GOAL: Every entry must be copied word for word.

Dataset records
○ ○ ○ ○ ○ ○ ○

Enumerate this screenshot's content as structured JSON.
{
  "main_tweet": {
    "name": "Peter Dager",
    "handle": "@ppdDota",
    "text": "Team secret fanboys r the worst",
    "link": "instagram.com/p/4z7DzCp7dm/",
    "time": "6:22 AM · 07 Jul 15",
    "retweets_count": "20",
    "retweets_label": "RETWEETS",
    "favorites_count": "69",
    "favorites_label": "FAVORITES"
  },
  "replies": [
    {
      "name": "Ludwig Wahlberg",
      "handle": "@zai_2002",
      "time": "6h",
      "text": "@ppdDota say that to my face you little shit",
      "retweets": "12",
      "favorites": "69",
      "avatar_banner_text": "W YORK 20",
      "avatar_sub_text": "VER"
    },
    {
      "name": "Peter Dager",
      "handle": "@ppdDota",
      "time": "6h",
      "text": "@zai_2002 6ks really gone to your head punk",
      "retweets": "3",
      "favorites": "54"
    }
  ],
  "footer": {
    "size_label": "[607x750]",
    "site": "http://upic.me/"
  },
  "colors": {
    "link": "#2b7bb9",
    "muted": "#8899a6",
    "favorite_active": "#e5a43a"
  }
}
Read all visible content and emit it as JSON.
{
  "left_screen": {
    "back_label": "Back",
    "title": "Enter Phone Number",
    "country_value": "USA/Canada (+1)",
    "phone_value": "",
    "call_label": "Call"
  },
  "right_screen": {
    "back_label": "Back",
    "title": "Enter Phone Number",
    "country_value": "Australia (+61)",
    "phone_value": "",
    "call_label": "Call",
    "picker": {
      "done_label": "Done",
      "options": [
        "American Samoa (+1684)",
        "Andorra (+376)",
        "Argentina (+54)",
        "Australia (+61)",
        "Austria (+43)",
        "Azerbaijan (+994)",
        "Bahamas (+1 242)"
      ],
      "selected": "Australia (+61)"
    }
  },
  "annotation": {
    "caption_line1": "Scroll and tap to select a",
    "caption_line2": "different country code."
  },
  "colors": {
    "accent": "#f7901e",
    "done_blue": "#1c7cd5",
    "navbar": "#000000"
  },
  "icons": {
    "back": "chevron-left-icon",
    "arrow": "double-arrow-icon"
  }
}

○ ○ ○ ○ ○ ○ ○

ANSWER TO THIS TASK:
Enumerate this screenshot's content as structured JSON.
{
  "main_tweet": {
    "name": "Peter Dager",
    "handle": "@ppdDota",
    "text": "Team secret fanboys r the worst",
    "link": "instagram.com/p/4z7DzCp7dm/",
    "time": "6:22 AM · 07 Jul 15",
    "retweets_count": "20",
    "retweets_label": "RETWEETS",
    "favorites_count": "69",
    "favorites_label": "FAVORITES"
  },
  "replies": [
    {
      "name": "Ludwig Wahlberg",
      "handle": "@zai_2002",
      "time": "6h",
      "text": "@ppdDota say that to my face you little shit",
      "retweets": "12",
      "favorites": "69",
      "avatar_banner_text": "W YORK 20",
      "avatar_sub_text": "VER"
    },
    {
      "name": "Peter Dager",
      "handle": "@ppdDota",
      "time": "6h",
      "text": "@zai_2002 6ks really gone to your head punk",
      "retweets": "3",
      "favorites": "54"
    }
  ],
  "footer": {
    "size_label": "[607x750]",
    "site": "http://upic.me/"
  },
  "colors": {
    "link": "#2b7bb9",
    "muted": "#8899a6",
    "favorite_active": "#e5a43a"
  }
}
Read all visible content and emit it as JSON.
{
  "left_screen": {
    "back_label": "Back",
    "title": "Enter Phone Number",
    "country_value": "USA/Canada (+1)",
    "phone_value": "",
    "call_label": "Call"
  },
  "right_screen": {
    "back_label": "Back",
    "title": "Enter Phone Number",
    "country_value": "Australia (+61)",
    "phone_value": "",
    "call_label": "Call",
    "picker": {
      "done_label": "Done",
      "options": [
        "American Samoa (+1684)",
        "Andorra (+376)",
        "Argentina (+54)",
        "Australia (+61)",
        "Austria (+43)",
        "Azerbaijan (+994)",
        "Bahamas (+1 242)"
      ],
      "selected": "Australia (+61)"
    }
  },
  "annotation": {
    "caption_line1": "Scroll and tap to select a",
    "caption_line2": "different country code."
  },
  "colors": {
    "accent": "#f7901e",
    "done_blue": "#1c7cd5",
    "navbar": "#000000"
  },
  "icons": {
    "back": "chevron-left-icon",
    "arrow": "double-arrow-icon"
  }
}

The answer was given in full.